> [Problem to work on]:
Print the listing below exactly.

> [Provided data]:
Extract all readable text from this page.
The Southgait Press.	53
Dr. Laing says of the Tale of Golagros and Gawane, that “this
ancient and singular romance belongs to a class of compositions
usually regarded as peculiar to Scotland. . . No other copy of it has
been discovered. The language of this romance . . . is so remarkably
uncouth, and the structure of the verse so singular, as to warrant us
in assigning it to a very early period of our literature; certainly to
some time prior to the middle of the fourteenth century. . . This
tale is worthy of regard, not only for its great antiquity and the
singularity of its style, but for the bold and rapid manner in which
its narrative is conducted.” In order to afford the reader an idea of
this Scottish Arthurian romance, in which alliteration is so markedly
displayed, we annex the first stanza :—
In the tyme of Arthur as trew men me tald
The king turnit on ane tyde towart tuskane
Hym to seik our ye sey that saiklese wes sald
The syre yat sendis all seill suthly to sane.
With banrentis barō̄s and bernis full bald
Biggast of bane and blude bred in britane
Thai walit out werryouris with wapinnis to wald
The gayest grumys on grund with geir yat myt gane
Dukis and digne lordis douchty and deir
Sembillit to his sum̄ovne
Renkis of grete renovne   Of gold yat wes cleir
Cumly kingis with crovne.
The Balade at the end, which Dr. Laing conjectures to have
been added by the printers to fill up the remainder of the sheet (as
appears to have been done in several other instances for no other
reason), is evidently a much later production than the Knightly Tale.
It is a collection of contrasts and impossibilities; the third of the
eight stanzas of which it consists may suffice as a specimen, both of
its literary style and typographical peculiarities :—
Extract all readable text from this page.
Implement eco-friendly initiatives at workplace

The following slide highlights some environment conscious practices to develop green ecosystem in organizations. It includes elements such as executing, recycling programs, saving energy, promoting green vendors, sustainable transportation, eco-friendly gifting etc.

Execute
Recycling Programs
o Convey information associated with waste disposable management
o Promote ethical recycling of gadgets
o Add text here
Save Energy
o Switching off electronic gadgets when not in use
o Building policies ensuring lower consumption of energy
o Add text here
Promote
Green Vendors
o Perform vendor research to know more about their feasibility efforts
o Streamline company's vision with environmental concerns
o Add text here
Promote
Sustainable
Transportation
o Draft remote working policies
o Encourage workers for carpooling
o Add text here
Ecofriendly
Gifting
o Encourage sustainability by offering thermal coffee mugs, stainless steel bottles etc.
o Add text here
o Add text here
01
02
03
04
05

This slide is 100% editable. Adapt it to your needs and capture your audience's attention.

> [Full answer]:
Extract all readable text from this page.
The Southgait Press.	53
Dr. Laing says of the Tale of Golagros and Gawane, that “this
ancient and singular romance belongs to a class of compositions
usually regarded as peculiar to Scotland. . . No other copy of it has
been discovered. The language of this romance . . . is so remarkably
uncouth, and the structure of the verse so singular, as to warrant us
in assigning it to a very early period of our literature; certainly to
some time prior to the middle of the fourteenth century. . . This
tale is worthy of regard, not only for its great antiquity and the
singularity of its style, but for the bold and rapid manner in which
its narrative is conducted.” In order to afford the reader an idea of
this Scottish Arthurian romance, in which alliteration is so markedly
displayed, we annex the first stanza :—
In the tyme of Arthur as trew men me tald
The king turnit on ane tyde towart tuskane
Hym to seik our ye sey that saiklese wes sald
The syre yat sendis all seill suthly to sane.
With banrentis barō̄s and bernis full bald
Biggast of bane and blude bred in britane
Thai walit out werryouris with wapinnis to wald
The gayest grumys on grund with geir yat myt gane
Dukis and digne lordis douchty and deir
Sembillit to his sum̄ovne
Renkis of grete renovne   Of gold yat wes cleir
Cumly kingis with crovne.
The Balade at the end, which Dr. Laing conjectures to have
been added by the printers to fill up the remainder of the sheet (as
appears to have been done in several other instances for no other
reason), is evidently a much later production than the Knightly Tale.
It is a collection of contrasts and impossibilities; the third of the
eight stanzas of which it consists may suffice as a specimen, both of
its literary style and typographical peculiarities :—
Extract all readable text from this page.
Implement eco-friendly initiatives at workplace

The following slide highlights some environment conscious practices to develop green ecosystem in organizations. It includes elements such as executing, recycling programs, saving energy, promoting green vendors, sustainable transportation, eco-friendly gifting etc.

Execute
Recycling Programs
o Convey information associated with waste disposable management
o Promote ethical recycling of gadgets
o Add text here
Save Energy
o Switching off electronic gadgets when not in use
o Building policies ensuring lower consumption of energy
o Add text here
Promote
Green Vendors
o Perform vendor research to know more about their feasibility efforts
o Streamline company's vision with environmental concerns
o Add text here
Promote
Sustainable
Transportation
o Draft remote working policies
o Encourage workers for carpooling
o Add text here
Ecofriendly
Gifting
o Encourage sustainability by offering thermal coffee mugs, stainless steel bottles etc.
o Add text here
o Add text here
01
02
03
04
05

This slide is 100% editable. Adapt it to your needs and capture your audience's attention.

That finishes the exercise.